begin

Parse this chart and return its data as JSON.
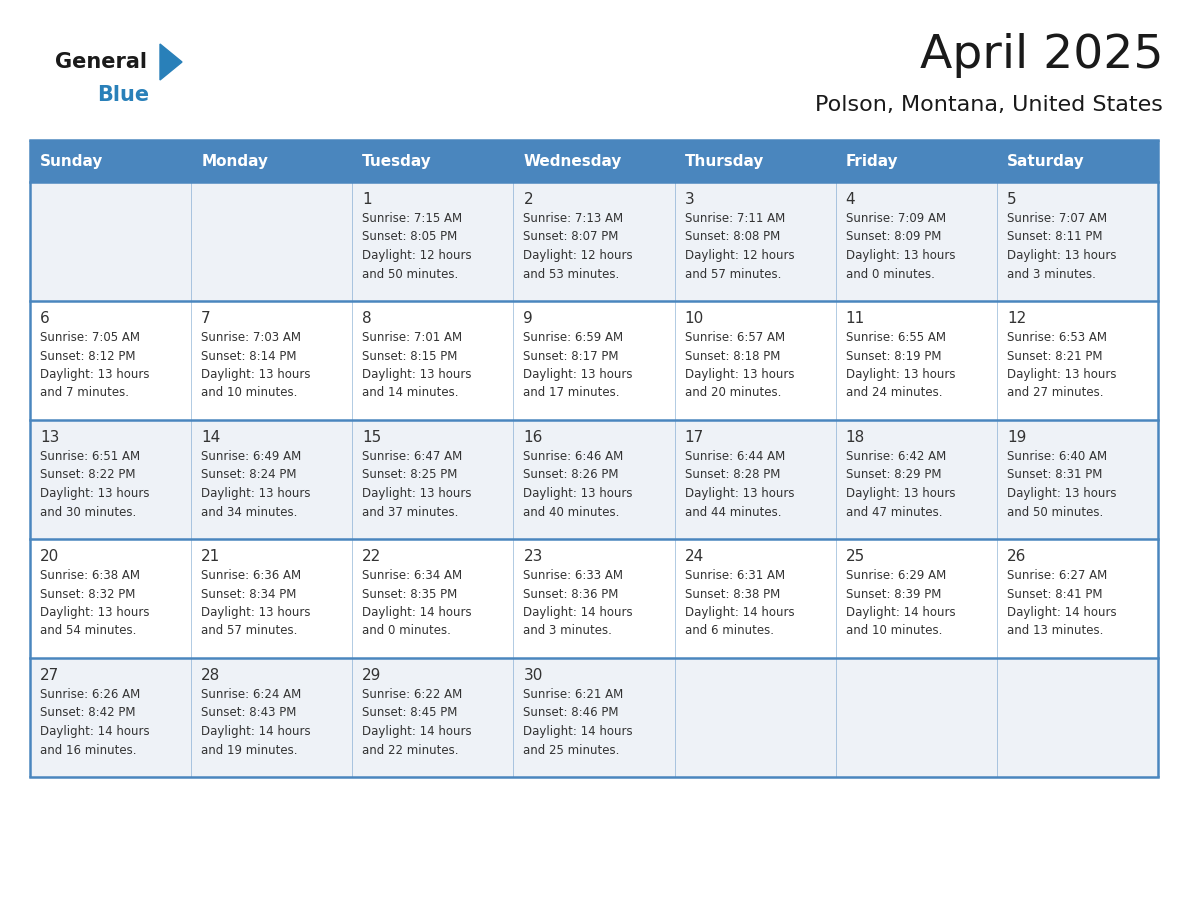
{
  "title": "April 2025",
  "subtitle": "Polson, Montana, United States",
  "days_of_week": [
    "Sunday",
    "Monday",
    "Tuesday",
    "Wednesday",
    "Thursday",
    "Friday",
    "Saturday"
  ],
  "header_bg": "#4a86be",
  "header_text": "#ffffff",
  "odd_row_bg": "#eef2f7",
  "even_row_bg": "#ffffff",
  "border_color": "#4a86be",
  "title_color": "#1a1a1a",
  "subtitle_color": "#1a1a1a",
  "cell_text_color": "#333333",
  "logo_black": "#1a1a1a",
  "logo_blue": "#2980b9",
  "weeks": [
    [
      {
        "day": "",
        "text": ""
      },
      {
        "day": "",
        "text": ""
      },
      {
        "day": "1",
        "text": "Sunrise: 7:15 AM\nSunset: 8:05 PM\nDaylight: 12 hours\nand 50 minutes."
      },
      {
        "day": "2",
        "text": "Sunrise: 7:13 AM\nSunset: 8:07 PM\nDaylight: 12 hours\nand 53 minutes."
      },
      {
        "day": "3",
        "text": "Sunrise: 7:11 AM\nSunset: 8:08 PM\nDaylight: 12 hours\nand 57 minutes."
      },
      {
        "day": "4",
        "text": "Sunrise: 7:09 AM\nSunset: 8:09 PM\nDaylight: 13 hours\nand 0 minutes."
      },
      {
        "day": "5",
        "text": "Sunrise: 7:07 AM\nSunset: 8:11 PM\nDaylight: 13 hours\nand 3 minutes."
      }
    ],
    [
      {
        "day": "6",
        "text": "Sunrise: 7:05 AM\nSunset: 8:12 PM\nDaylight: 13 hours\nand 7 minutes."
      },
      {
        "day": "7",
        "text": "Sunrise: 7:03 AM\nSunset: 8:14 PM\nDaylight: 13 hours\nand 10 minutes."
      },
      {
        "day": "8",
        "text": "Sunrise: 7:01 AM\nSunset: 8:15 PM\nDaylight: 13 hours\nand 14 minutes."
      },
      {
        "day": "9",
        "text": "Sunrise: 6:59 AM\nSunset: 8:17 PM\nDaylight: 13 hours\nand 17 minutes."
      },
      {
        "day": "10",
        "text": "Sunrise: 6:57 AM\nSunset: 8:18 PM\nDaylight: 13 hours\nand 20 minutes."
      },
      {
        "day": "11",
        "text": "Sunrise: 6:55 AM\nSunset: 8:19 PM\nDaylight: 13 hours\nand 24 minutes."
      },
      {
        "day": "12",
        "text": "Sunrise: 6:53 AM\nSunset: 8:21 PM\nDaylight: 13 hours\nand 27 minutes."
      }
    ],
    [
      {
        "day": "13",
        "text": "Sunrise: 6:51 AM\nSunset: 8:22 PM\nDaylight: 13 hours\nand 30 minutes."
      },
      {
        "day": "14",
        "text": "Sunrise: 6:49 AM\nSunset: 8:24 PM\nDaylight: 13 hours\nand 34 minutes."
      },
      {
        "day": "15",
        "text": "Sunrise: 6:47 AM\nSunset: 8:25 PM\nDaylight: 13 hours\nand 37 minutes."
      },
      {
        "day": "16",
        "text": "Sunrise: 6:46 AM\nSunset: 8:26 PM\nDaylight: 13 hours\nand 40 minutes."
      },
      {
        "day": "17",
        "text": "Sunrise: 6:44 AM\nSunset: 8:28 PM\nDaylight: 13 hours\nand 44 minutes."
      },
      {
        "day": "18",
        "text": "Sunrise: 6:42 AM\nSunset: 8:29 PM\nDaylight: 13 hours\nand 47 minutes."
      },
      {
        "day": "19",
        "text": "Sunrise: 6:40 AM\nSunset: 8:31 PM\nDaylight: 13 hours\nand 50 minutes."
      }
    ],
    [
      {
        "day": "20",
        "text": "Sunrise: 6:38 AM\nSunset: 8:32 PM\nDaylight: 13 hours\nand 54 minutes."
      },
      {
        "day": "21",
        "text": "Sunrise: 6:36 AM\nSunset: 8:34 PM\nDaylight: 13 hours\nand 57 minutes."
      },
      {
        "day": "22",
        "text": "Sunrise: 6:34 AM\nSunset: 8:35 PM\nDaylight: 14 hours\nand 0 minutes."
      },
      {
        "day": "23",
        "text": "Sunrise: 6:33 AM\nSunset: 8:36 PM\nDaylight: 14 hours\nand 3 minutes."
      },
      {
        "day": "24",
        "text": "Sunrise: 6:31 AM\nSunset: 8:38 PM\nDaylight: 14 hours\nand 6 minutes."
      },
      {
        "day": "25",
        "text": "Sunrise: 6:29 AM\nSunset: 8:39 PM\nDaylight: 14 hours\nand 10 minutes."
      },
      {
        "day": "26",
        "text": "Sunrise: 6:27 AM\nSunset: 8:41 PM\nDaylight: 14 hours\nand 13 minutes."
      }
    ],
    [
      {
        "day": "27",
        "text": "Sunrise: 6:26 AM\nSunset: 8:42 PM\nDaylight: 14 hours\nand 16 minutes."
      },
      {
        "day": "28",
        "text": "Sunrise: 6:24 AM\nSunset: 8:43 PM\nDaylight: 14 hours\nand 19 minutes."
      },
      {
        "day": "29",
        "text": "Sunrise: 6:22 AM\nSunset: 8:45 PM\nDaylight: 14 hours\nand 22 minutes."
      },
      {
        "day": "30",
        "text": "Sunrise: 6:21 AM\nSunset: 8:46 PM\nDaylight: 14 hours\nand 25 minutes."
      },
      {
        "day": "",
        "text": ""
      },
      {
        "day": "",
        "text": ""
      },
      {
        "day": "",
        "text": ""
      }
    ]
  ],
  "fig_width": 11.88,
  "fig_height": 9.18,
  "dpi": 100
}
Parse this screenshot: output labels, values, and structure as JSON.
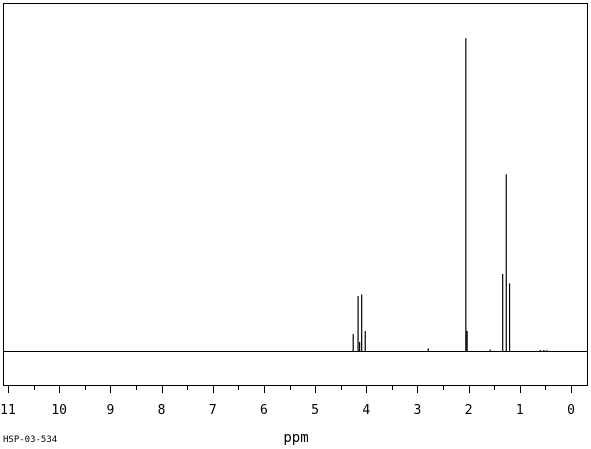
{
  "chart_data": {
    "type": "line",
    "title": "",
    "xlabel": "ppm",
    "ylabel": "",
    "xlim": [
      11,
      0
    ],
    "x_reversed": true,
    "ylim": [
      0,
      100
    ],
    "grid": false,
    "major_ticks": [
      11,
      10,
      9,
      8,
      7,
      6,
      5,
      4,
      3,
      2,
      1,
      0
    ],
    "tick_labels": [
      "11",
      "10",
      "9",
      "8",
      "7",
      "6",
      "5",
      "4",
      "3",
      "2",
      "1",
      "0"
    ],
    "minor_tick_step": 0.5,
    "spectrum_id": "HSP-03-534",
    "peaks": [
      {
        "ppm": 4.255,
        "height": 5.5
      },
      {
        "ppm": 4.16,
        "height": 17.5
      },
      {
        "ppm": 4.13,
        "height": 3.0
      },
      {
        "ppm": 4.09,
        "height": 18.0
      },
      {
        "ppm": 4.02,
        "height": 6.5
      },
      {
        "ppm": 2.79,
        "height": 1.0
      },
      {
        "ppm": 2.055,
        "height": 99.0
      },
      {
        "ppm": 2.03,
        "height": 6.5
      },
      {
        "ppm": 1.58,
        "height": 0.6
      },
      {
        "ppm": 1.335,
        "height": 24.5
      },
      {
        "ppm": 1.265,
        "height": 56.0
      },
      {
        "ppm": 1.2,
        "height": 21.5
      },
      {
        "ppm": 0.6,
        "height": 0.5
      },
      {
        "ppm": 0.53,
        "height": 0.5
      },
      {
        "ppm": 0.47,
        "height": 0.5
      }
    ]
  }
}
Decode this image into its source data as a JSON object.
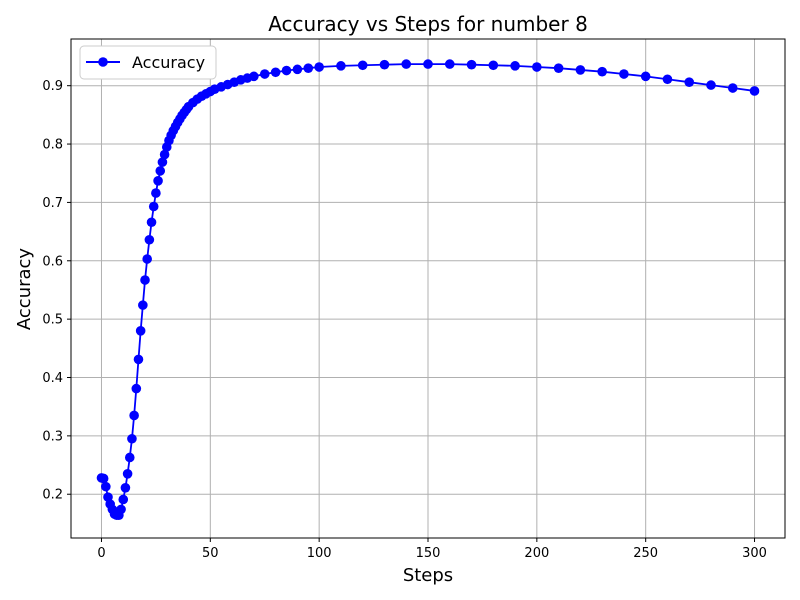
{
  "chart_data": {
    "type": "line",
    "title": "Accuracy vs Steps for number 8",
    "xlabel": "Steps",
    "ylabel": "Accuracy",
    "xlim": [
      -14,
      314
    ],
    "ylim": [
      0.125,
      0.98
    ],
    "xticks": [
      0,
      50,
      100,
      150,
      200,
      250,
      300
    ],
    "yticks": [
      0.2,
      0.3,
      0.4,
      0.5,
      0.6,
      0.7,
      0.8,
      0.9
    ],
    "grid": true,
    "legend_position": "top-left",
    "series": [
      {
        "name": "Accuracy",
        "color": "#0000ff",
        "marker": "circle",
        "points": [
          [
            0,
            0.228
          ],
          [
            1,
            0.227
          ],
          [
            2,
            0.213
          ],
          [
            3,
            0.195
          ],
          [
            4,
            0.183
          ],
          [
            5,
            0.174
          ],
          [
            6,
            0.166
          ],
          [
            7,
            0.164
          ],
          [
            8,
            0.164
          ],
          [
            9,
            0.174
          ],
          [
            10,
            0.191
          ],
          [
            11,
            0.211
          ],
          [
            12,
            0.235
          ],
          [
            13,
            0.263
          ],
          [
            14,
            0.295
          ],
          [
            15,
            0.335
          ],
          [
            16,
            0.381
          ],
          [
            17,
            0.431
          ],
          [
            18,
            0.48
          ],
          [
            19,
            0.524
          ],
          [
            20,
            0.567
          ],
          [
            21,
            0.603
          ],
          [
            22,
            0.636
          ],
          [
            23,
            0.666
          ],
          [
            24,
            0.693
          ],
          [
            25,
            0.716
          ],
          [
            26,
            0.737
          ],
          [
            27,
            0.754
          ],
          [
            28,
            0.769
          ],
          [
            29,
            0.782
          ],
          [
            30,
            0.795
          ],
          [
            31,
            0.806
          ],
          [
            32,
            0.815
          ],
          [
            33,
            0.823
          ],
          [
            34,
            0.83
          ],
          [
            35,
            0.837
          ],
          [
            36,
            0.843
          ],
          [
            37,
            0.849
          ],
          [
            38,
            0.854
          ],
          [
            39,
            0.859
          ],
          [
            40,
            0.864
          ],
          [
            42,
            0.871
          ],
          [
            44,
            0.877
          ],
          [
            46,
            0.882
          ],
          [
            48,
            0.886
          ],
          [
            50,
            0.89
          ],
          [
            52,
            0.894
          ],
          [
            55,
            0.898
          ],
          [
            58,
            0.902
          ],
          [
            61,
            0.906
          ],
          [
            64,
            0.91
          ],
          [
            67,
            0.913
          ],
          [
            70,
            0.916
          ],
          [
            75,
            0.92
          ],
          [
            80,
            0.923
          ],
          [
            85,
            0.926
          ],
          [
            90,
            0.928
          ],
          [
            95,
            0.93
          ],
          [
            100,
            0.932
          ],
          [
            110,
            0.934
          ],
          [
            120,
            0.935
          ],
          [
            130,
            0.936
          ],
          [
            140,
            0.937
          ],
          [
            150,
            0.937
          ],
          [
            160,
            0.937
          ],
          [
            170,
            0.936
          ],
          [
            180,
            0.935
          ],
          [
            190,
            0.934
          ],
          [
            200,
            0.932
          ],
          [
            210,
            0.93
          ],
          [
            220,
            0.927
          ],
          [
            230,
            0.924
          ],
          [
            240,
            0.92
          ],
          [
            250,
            0.916
          ],
          [
            260,
            0.911
          ],
          [
            270,
            0.906
          ],
          [
            280,
            0.901
          ],
          [
            290,
            0.896
          ],
          [
            300,
            0.891
          ]
        ]
      }
    ]
  }
}
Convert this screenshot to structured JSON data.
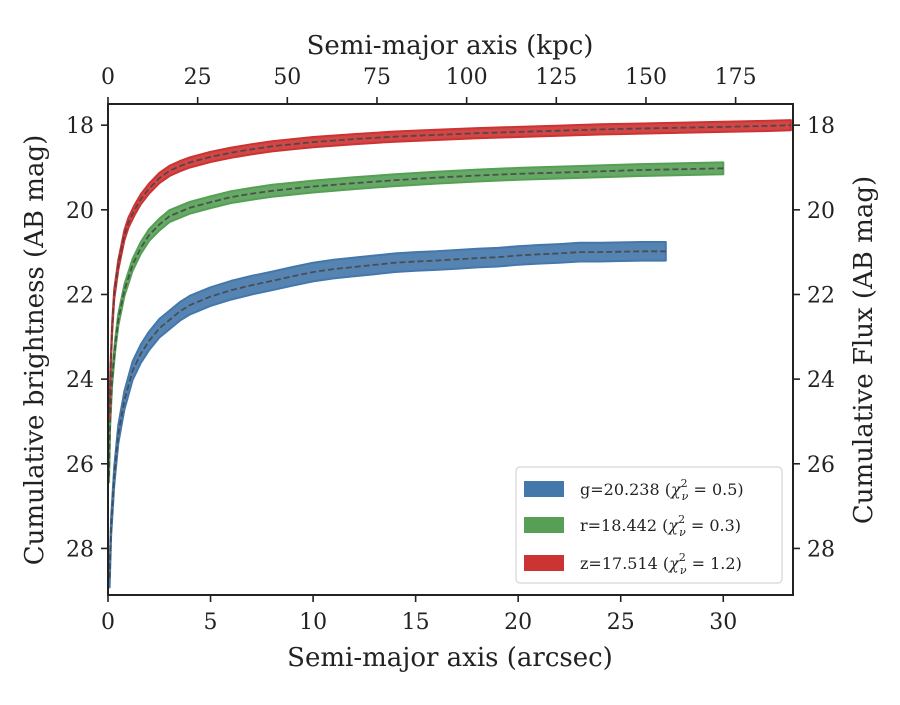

end

- [Task directions]: Show each line of the data that contains the string "Accuracy".

- [Output for this task]:
    "title": "Accuracy vs Steps for number 8",
    "ylabel": "Accuracy",
        "name": "Accuracy",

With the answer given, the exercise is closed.